■ **PROBLEM REQUIREMENTS**:
Drop all images and give the records again exactly.

#### DATA FOR PROCESSING

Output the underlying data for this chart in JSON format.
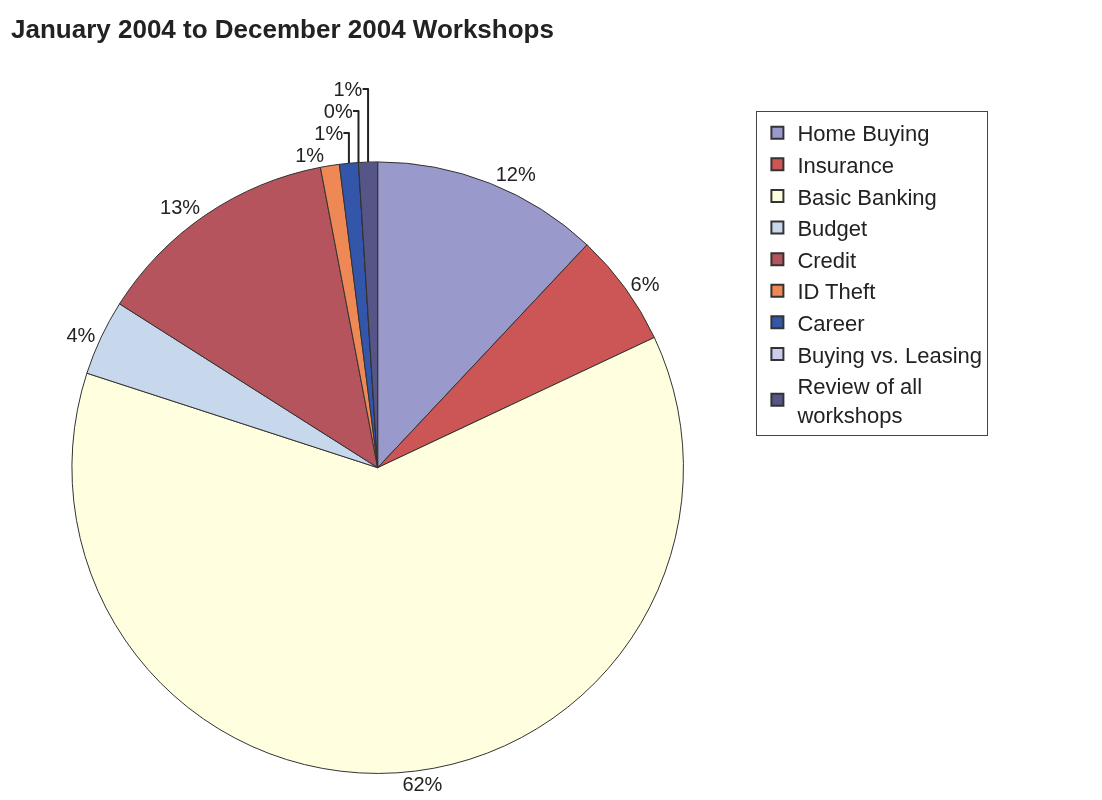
{
  "chart_data": {
    "type": "pie",
    "title": "January 2004 to December 2004 Workshops",
    "categories": [
      "Home Buying",
      "Insurance",
      "Basic Banking",
      "Budget",
      "Credit",
      "ID Theft",
      "Career",
      "Buying vs. Leasing",
      "Review of all workshops"
    ],
    "values": [
      12,
      6,
      62,
      4,
      13,
      1,
      1,
      0,
      1
    ],
    "value_labels": [
      "12%",
      "6%",
      "62%",
      "4%",
      "13%",
      "1%",
      "1%",
      "0%",
      "1%"
    ],
    "colors": [
      "#9999cc",
      "#cc5555",
      "#ffffe0",
      "#c8d8ec",
      "#b5545c",
      "#ee8855",
      "#3355aa",
      "#ccccee",
      "#555588"
    ],
    "legend": "right"
  }
}
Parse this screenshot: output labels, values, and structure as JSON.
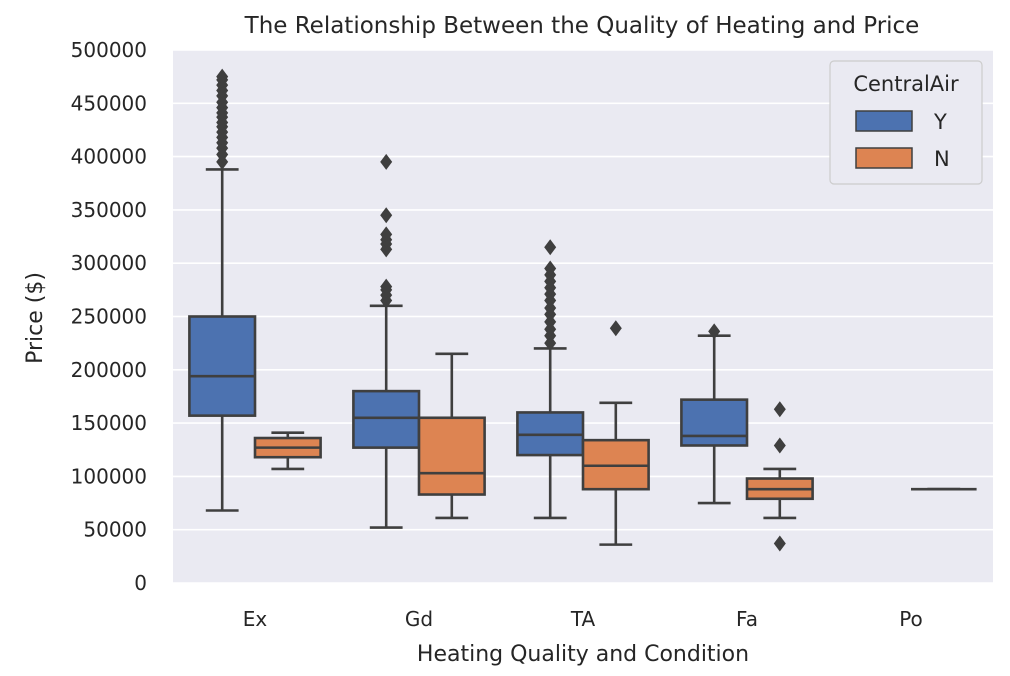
{
  "chart_data": {
    "type": "box",
    "title": "The Relationship Between the Quality of Heating and Price",
    "xlabel": "Heating Quality and Condition",
    "ylabel": "Price ($)",
    "ylim": [
      0,
      500000
    ],
    "yticks": [
      0,
      50000,
      100000,
      150000,
      200000,
      250000,
      300000,
      350000,
      400000,
      450000,
      500000
    ],
    "categories": [
      "Ex",
      "Gd",
      "TA",
      "Fa",
      "Po"
    ],
    "grid": true,
    "legend": {
      "title": "CentralAir",
      "position": "top-right",
      "entries": [
        {
          "name": "Y",
          "color": "#4c72b0"
        },
        {
          "name": "N",
          "color": "#dd8452"
        }
      ]
    },
    "series": [
      {
        "name": "Y",
        "color": "#4c72b0",
        "boxes": [
          {
            "category": "Ex",
            "whisker_low": 68000,
            "q1": 157000,
            "median": 194000,
            "q3": 250000,
            "whisker_high": 388000,
            "outliers": [
              395000,
              402000,
              408000,
              413000,
              418000,
              423000,
              428000,
              432000,
              437000,
              441000,
              446000,
              451000,
              457000,
              462000,
              467000,
              472000,
              475000
            ]
          },
          {
            "category": "Gd",
            "whisker_low": 52000,
            "q1": 127000,
            "median": 155000,
            "q3": 180000,
            "whisker_high": 260000,
            "outliers": [
              265000,
              270000,
              275000,
              278000,
              313000,
              318000,
              322000,
              327000,
              345000,
              395000
            ]
          },
          {
            "category": "TA",
            "whisker_low": 61000,
            "q1": 120000,
            "median": 139000,
            "q3": 160000,
            "whisker_high": 220000,
            "outliers": [
              225000,
              232000,
              238000,
              245000,
              252000,
              258000,
              265000,
              271000,
              277000,
              283000,
              289000,
              295000,
              315000
            ]
          },
          {
            "category": "Fa",
            "whisker_low": 75000,
            "q1": 129000,
            "median": 138000,
            "q3": 172000,
            "whisker_high": 232000,
            "outliers": [
              236000
            ]
          },
          {
            "category": "Po",
            "whisker_low": null,
            "q1": null,
            "median": null,
            "q3": null,
            "whisker_high": null,
            "outliers": []
          }
        ]
      },
      {
        "name": "N",
        "color": "#dd8452",
        "boxes": [
          {
            "category": "Ex",
            "whisker_low": 107000,
            "q1": 118000,
            "median": 127000,
            "q3": 136000,
            "whisker_high": 141000,
            "outliers": []
          },
          {
            "category": "Gd",
            "whisker_low": 61000,
            "q1": 83000,
            "median": 103000,
            "q3": 155000,
            "whisker_high": 215000,
            "outliers": []
          },
          {
            "category": "TA",
            "whisker_low": 36000,
            "q1": 88000,
            "median": 110000,
            "q3": 134000,
            "whisker_high": 169000,
            "outliers": [
              239000
            ]
          },
          {
            "category": "Fa",
            "whisker_low": 61000,
            "q1": 79000,
            "median": 88000,
            "q3": 98000,
            "whisker_high": 107000,
            "outliers": [
              37000,
              129000,
              163000
            ]
          },
          {
            "category": "Po",
            "whisker_low": 88000,
            "q1": 88000,
            "median": 88000,
            "q3": 88000,
            "whisker_high": 88000,
            "outliers": []
          }
        ]
      }
    ]
  }
}
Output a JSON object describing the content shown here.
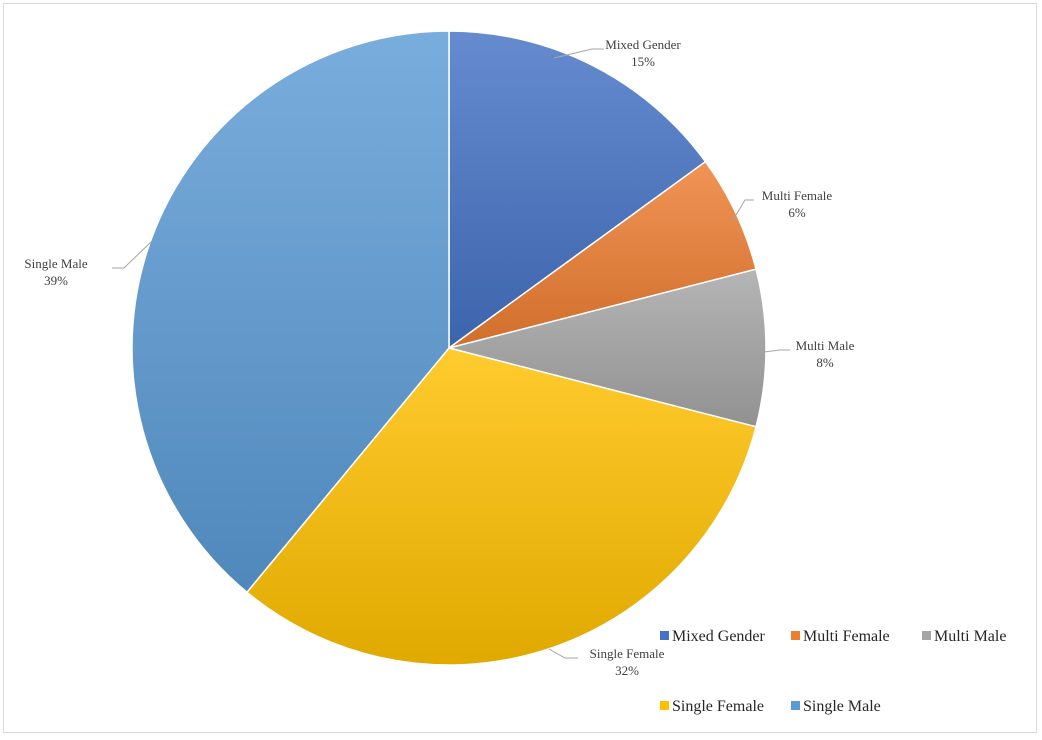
{
  "chart_data": {
    "type": "pie",
    "title": "",
    "categories": [
      "Mixed Gender",
      "Multi Female",
      "Multi Male",
      "Single Female",
      "Single Male"
    ],
    "values": [
      15,
      6,
      8,
      32,
      39
    ],
    "labels": [
      "Mixed Gender\n15%",
      "Multi Female\n6%",
      "Multi Male\n8%",
      "Single Female\n32%",
      "Single Male\n39%"
    ],
    "percent_labels": [
      "15%",
      "6%",
      "8%",
      "32%",
      "39%"
    ],
    "colors": [
      "#4472c4",
      "#ed7d31",
      "#a5a5a5",
      "#ffc000",
      "#5b9bd5"
    ],
    "start_angle": "12 o'clock",
    "direction": "clockwise",
    "legend": {
      "position": "bottom-right",
      "entries": [
        "Mixed Gender",
        "Multi Female",
        "Multi Male",
        "Single Female",
        "Single Male"
      ]
    }
  }
}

########

■ **EXERCISE OUTPUT**:
Output the underlying data for this chart in JSON format.
{
  "chart_data": {
    "type": "pie",
    "title": "January 2004 to December 2004 Workshops",
    "categories": [
      "Home Buying",
      "Insurance",
      "Basic Banking",
      "Budget",
      "Credit",
      "ID Theft",
      "Career",
      "Buying vs. Leasing",
      "Review of all workshops"
    ],
    "values": [
      12,
      6,
      62,
      4,
      13,
      1,
      1,
      0,
      1
    ],
    "value_labels": [
      "12%",
      "6%",
      "62%",
      "4%",
      "13%",
      "1%",
      "1%",
      "0%",
      "1%"
    ],
    "colors": [
      "#9999cc",
      "#cc5555",
      "#ffffe0",
      "#c8d8ec",
      "#b5545c",
      "#ee8855",
      "#3355aa",
      "#ccccee",
      "#555588"
    ],
    "legend": "right"
  }
}
Parse this screenshot: output labels, values, and structure as JSON.
{
  "chart_data": {
    "type": "box",
    "title": "The Relationship Between the Quality of Heating and Price",
    "xlabel": "Heating Quality and Condition",
    "ylabel": "Price ($)",
    "ylim": [
      0,
      500000
    ],
    "yticks": [
      0,
      50000,
      100000,
      150000,
      200000,
      250000,
      300000,
      350000,
      400000,
      450000,
      500000
    ],
    "categories": [
      "Ex",
      "Gd",
      "TA",
      "Fa",
      "Po"
    ],
    "grid": true,
    "legend": {
      "title": "CentralAir",
      "position": "top-right",
      "entries": [
        {
          "name": "Y",
          "color": "#4c72b0"
        },
        {
          "name": "N",
          "color": "#dd8452"
        }
      ]
    },
    "series": [
      {
        "name": "Y",
        "color": "#4c72b0",
        "boxes": [
          {
            "category": "Ex",
            "whisker_low": 68000,
            "q1": 157000,
            "median": 194000,
            "q3": 250000,
            "whisker_high": 388000,
            "outliers": [
              395000,
              402000,
              408000,
              413000,
              418000,
              423000,
              428000,
              432000,
              437000,
              441000,
              446000,
              451000,
              457000,
              462000,
              467000,
              472000,
              475000
            ]
          },
          {
            "category": "Gd",
            "whisker_low": 52000,
            "q1": 127000,
            "median": 155000,
            "q3": 180000,
            "whisker_high": 260000,
            "outliers": [
              265000,
              270000,
              275000,
              278000,
              313000,
              318000,
              322000,
              327000,
              345000,
              395000
            ]
          },
          {
            "category": "TA",
            "whisker_low": 61000,
            "q1": 120000,
            "median": 139000,
            "q3": 160000,
            "whisker_high": 220000,
            "outliers": [
              225000,
              232000,
              238000,
              245000,
              252000,
              258000,
              265000,
              271000,
              277000,
              283000,
              289000,
              295000,
              315000
            ]
          },
          {
            "category": "Fa",
            "whisker_low": 75000,
            "q1": 129000,
            "median": 138000,
            "q3": 172000,
            "whisker_high": 232000,
            "outliers": [
              236000
            ]
          },
          {
            "category": "Po",
            "whisker_low": null,
            "q1": null,
            "median": null,
            "q3": null,
            "whisker_high": null,
            "outliers": []
          }
        ]
      },
      {
        "name": "N",
        "color": "#dd8452",
        "boxes": [
          {
            "category": "Ex",
            "whisker_low": 107000,
            "q1": 118000,
            "median": 127000,
            "q3": 136000,
            "whisker_high": 141000,
            "outliers": []
          },
          {
            "category": "Gd",
            "whisker_low": 61000,
            "q1": 83000,
            "median": 103000,
            "q3": 155000,
            "whisker_high": 215000,
            "outliers": []
          },
          {
            "category": "TA",
            "whisker_low": 36000,
            "q1": 88000,
            "median": 110000,
            "q3": 134000,
            "whisker_high": 169000,
            "outliers": [
              239000
            ]
          },
          {
            "category": "Fa",
            "whisker_low": 61000,
            "q1": 79000,
            "median": 88000,
            "q3": 98000,
            "whisker_high": 107000,
            "outliers": [
              37000,
              129000,
              163000
            ]
          },
          {
            "category": "Po",
            "whisker_low": 88000,
            "q1": 88000,
            "median": 88000,
            "q3": 88000,
            "whisker_high": 88000,
            "outliers": []
          }
        ]
      }
    ]
  }
}
Output a JSON object describing the content shown here.
{
  "chart_data": {
    "type": "pie",
    "title": "",
    "categories": [
      "Mixed Gender",
      "Multi Female",
      "Multi Male",
      "Single Female",
      "Single Male"
    ],
    "values": [
      15,
      6,
      8,
      32,
      39
    ],
    "labels": [
      "Mixed Gender\n15%",
      "Multi Female\n6%",
      "Multi Male\n8%",
      "Single Female\n32%",
      "Single Male\n39%"
    ],
    "percent_labels": [
      "15%",
      "6%",
      "8%",
      "32%",
      "39%"
    ],
    "colors": [
      "#4472c4",
      "#ed7d31",
      "#a5a5a5",
      "#ffc000",
      "#5b9bd5"
    ],
    "start_angle": "12 o'clock",
    "direction": "clockwise",
    "legend": {
      "position": "bottom-right",
      "entries": [
        "Mixed Gender",
        "Multi Female",
        "Multi Male",
        "Single Female",
        "Single Male"
      ]
    }
  }
}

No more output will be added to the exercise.